Given request: Report, as a bare number, how many lines contain the string "title".

▼▼▼

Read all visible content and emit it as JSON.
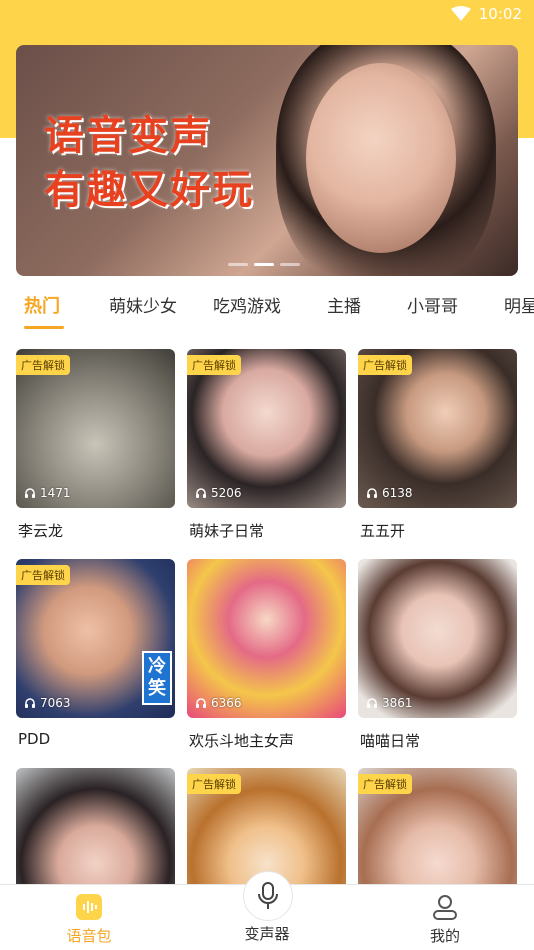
{
  "status_bar": {
    "time": "10:02"
  },
  "banner": {
    "line1": "语音变声",
    "line2": "有趣又好玩"
  },
  "tabs": [
    {
      "label": "热门",
      "active": true
    },
    {
      "label": "萌妹少女"
    },
    {
      "label": "吃鸡游戏"
    },
    {
      "label": "主播"
    },
    {
      "label": "小哥哥"
    },
    {
      "label": "明星"
    }
  ],
  "grid": [
    {
      "title": "李云龙",
      "count": "1471",
      "badge": "广告解锁"
    },
    {
      "title": "萌妹子日常",
      "count": "5206",
      "badge": "广告解锁"
    },
    {
      "title": "五五开",
      "count": "6138",
      "badge": "广告解锁"
    },
    {
      "title": "PDD",
      "count": "7063",
      "badge": "广告解锁",
      "overlay": "冷笑"
    },
    {
      "title": "欢乐斗地主女声",
      "count": "6366",
      "badge": ""
    },
    {
      "title": "喵喵日常",
      "count": "3861",
      "badge": ""
    },
    {
      "title": "",
      "count": "",
      "badge": ""
    },
    {
      "title": "",
      "count": "",
      "badge": "广告解锁"
    },
    {
      "title": "",
      "count": "",
      "badge": "广告解锁"
    }
  ],
  "bottom_nav": [
    {
      "label": "语音包",
      "icon": "voice-pack-icon",
      "active": true
    },
    {
      "label": "变声器",
      "icon": "microphone-icon"
    },
    {
      "label": "我的",
      "icon": "user-icon"
    }
  ],
  "colors": {
    "accent": "#f5a623",
    "brand_yellow": "#fdd44a",
    "badge_text": "#5a3b00"
  }
}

▲▲▲

Problem solution: 9